*Stated problem*: Say how many lines contain the word "screenshot" and give no other text.

■ ■ ■ ■ ■

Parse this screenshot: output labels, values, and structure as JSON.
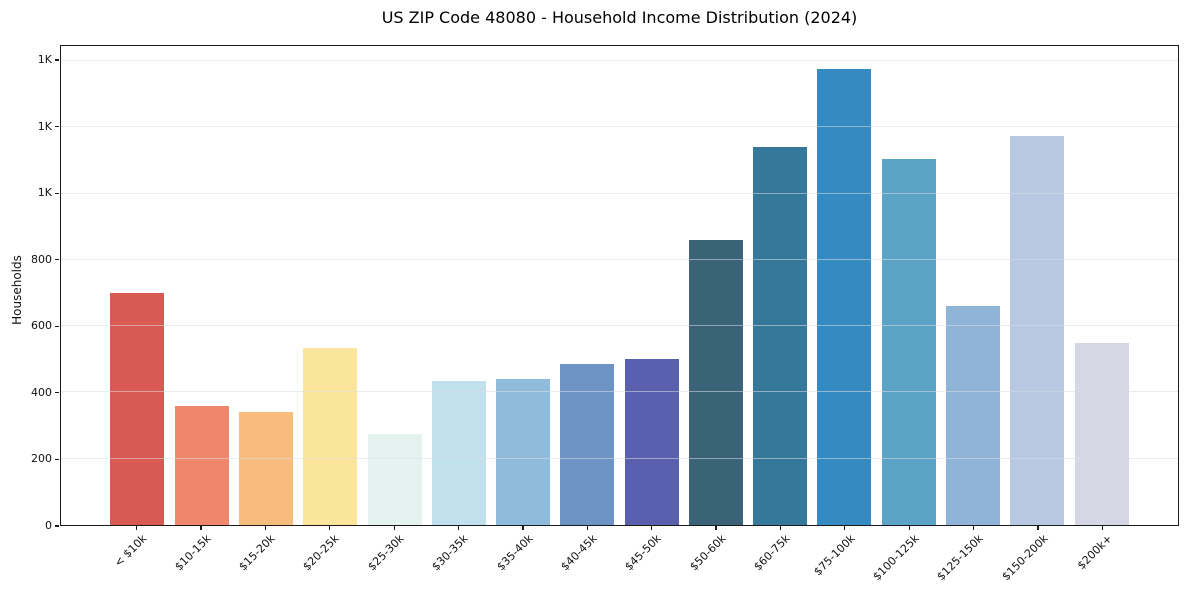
{
  "chart_data": {
    "type": "bar",
    "title": "US ZIP Code 48080 - Household Income Distribution (2024)",
    "xlabel": "",
    "ylabel": "Households",
    "categories": [
      "< $10k",
      "$10-15k",
      "$15-20k",
      "$20-25k",
      "$25-30k",
      "$30-35k",
      "$35-40k",
      "$40-45k",
      "$45-50k",
      "$50-60k",
      "$60-75k",
      "$75-100k",
      "$100-125k",
      "$125-150k",
      "$150-200k",
      "$200k+"
    ],
    "values": [
      700,
      360,
      340,
      535,
      275,
      435,
      440,
      485,
      500,
      860,
      1140,
      1375,
      1105,
      660,
      1175,
      550
    ],
    "bar_colors": [
      "#d85a52",
      "#f0876c",
      "#f9bc7f",
      "#fbe49c",
      "#e4f3f0",
      "#bfe0ec",
      "#8fbcda",
      "#6e94c6",
      "#5a5fae",
      "#3a6378",
      "#35789a",
      "#358bc1",
      "#5ba3c7",
      "#90b4d7",
      "#b7c8e0",
      "#d6d7e5"
    ],
    "ylim": [
      0,
      1445
    ],
    "grid": true,
    "legend": false,
    "y_ticks": [
      {
        "value": 0,
        "label": "0"
      },
      {
        "value": 200,
        "label": "200"
      },
      {
        "value": 400,
        "label": "400"
      },
      {
        "value": 600,
        "label": "600"
      },
      {
        "value": 800,
        "label": "800"
      },
      {
        "value": 1000,
        "label": "1K"
      },
      {
        "value": 1200,
        "label": "1K"
      },
      {
        "value": 1400,
        "label": "1K"
      }
    ],
    "axis_color": "#1a1a1a",
    "grid_color": "#dcdce2"
  }
}
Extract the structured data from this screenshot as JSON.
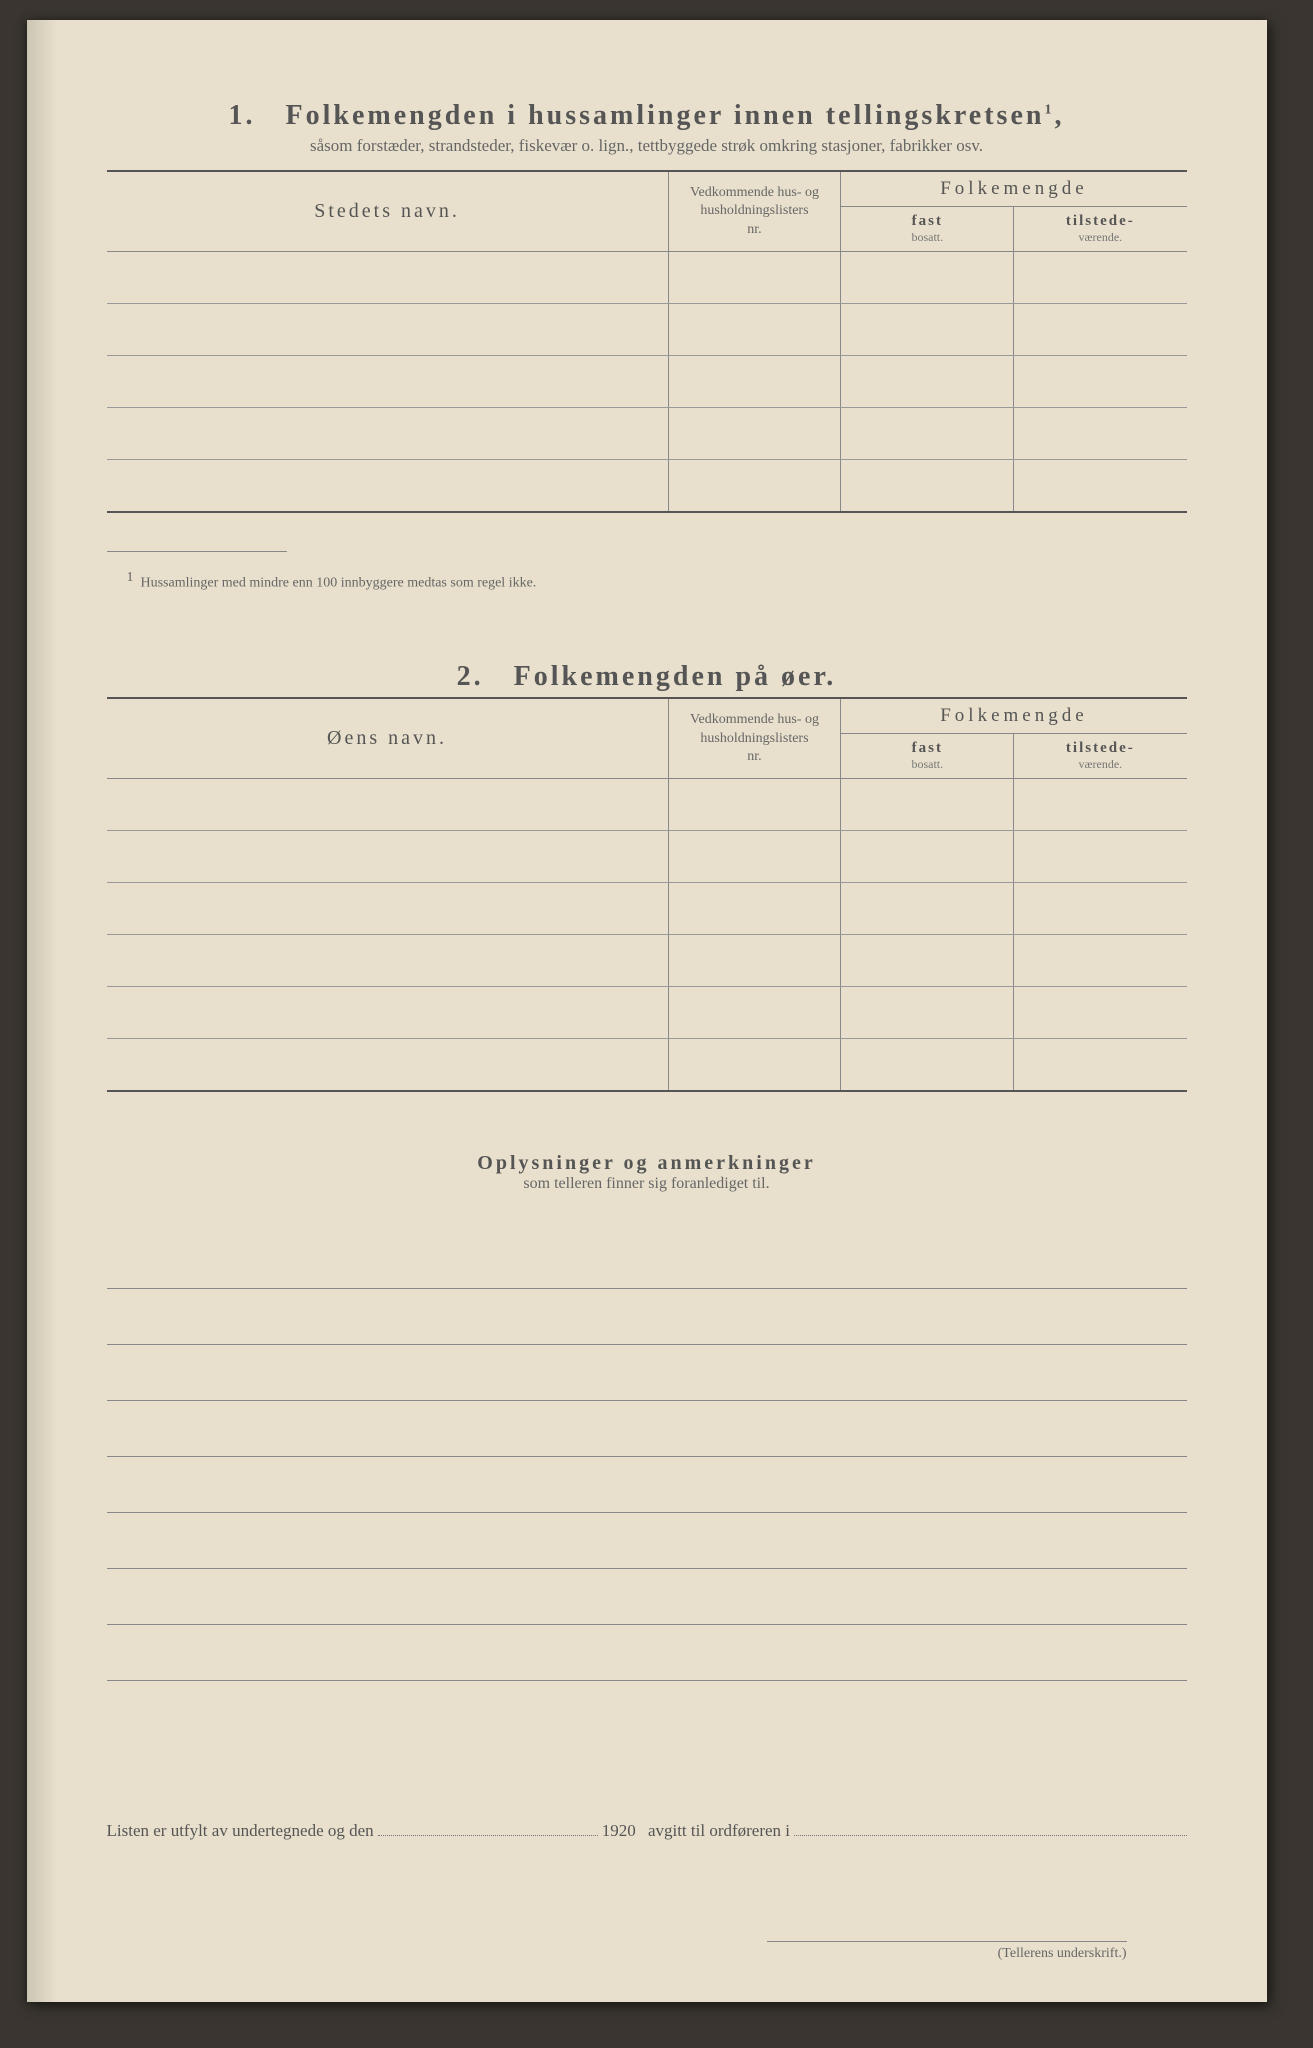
{
  "section1": {
    "number": "1.",
    "title": "Folkemengden i hussamlinger innen tellingskretsen",
    "title_sup": "1",
    "subtitle": "såsom forstæder, strandsteder, fiskevær o. lign., tettbyggede strøk omkring stasjoner, fabrikker osv.",
    "col_name": "Stedets navn.",
    "col_ref_l1": "Vedkommende hus- og",
    "col_ref_l2": "husholdningslisters",
    "col_ref_l3": "nr.",
    "col_folk": "Folkemengde",
    "col_fast": "fast",
    "col_fast_sub": "bosatt.",
    "col_til": "tilstede-",
    "col_til_sub": "værende.",
    "footnote_mark": "1",
    "footnote": "Hussamlinger med mindre enn 100 innbyggere medtas som regel ikke.",
    "row_count": 5
  },
  "section2": {
    "number": "2.",
    "title": "Folkemengden på øer.",
    "col_name": "Øens navn.",
    "col_ref_l1": "Vedkommende hus- og",
    "col_ref_l2": "husholdningslisters",
    "col_ref_l3": "nr.",
    "col_folk": "Folkemengde",
    "col_fast": "fast",
    "col_fast_sub": "bosatt.",
    "col_til": "tilstede-",
    "col_til_sub": "værende.",
    "row_count": 6
  },
  "oply": {
    "title": "Oplysninger og anmerkninger",
    "subtitle": "som telleren finner sig foranlediget til.",
    "line_count": 8
  },
  "bottom": {
    "pre": "Listen er utfylt av undertegnede og den",
    "year": "1920",
    "post": "avgitt til ordføreren i",
    "signature_label": "(Tellerens underskrift.)"
  },
  "style": {
    "paper_color": "#e8e0cc",
    "text_color": "#4a4a42",
    "rule_color": "#555555"
  }
}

■ ■ ■ ■ ■

*Result below*: 2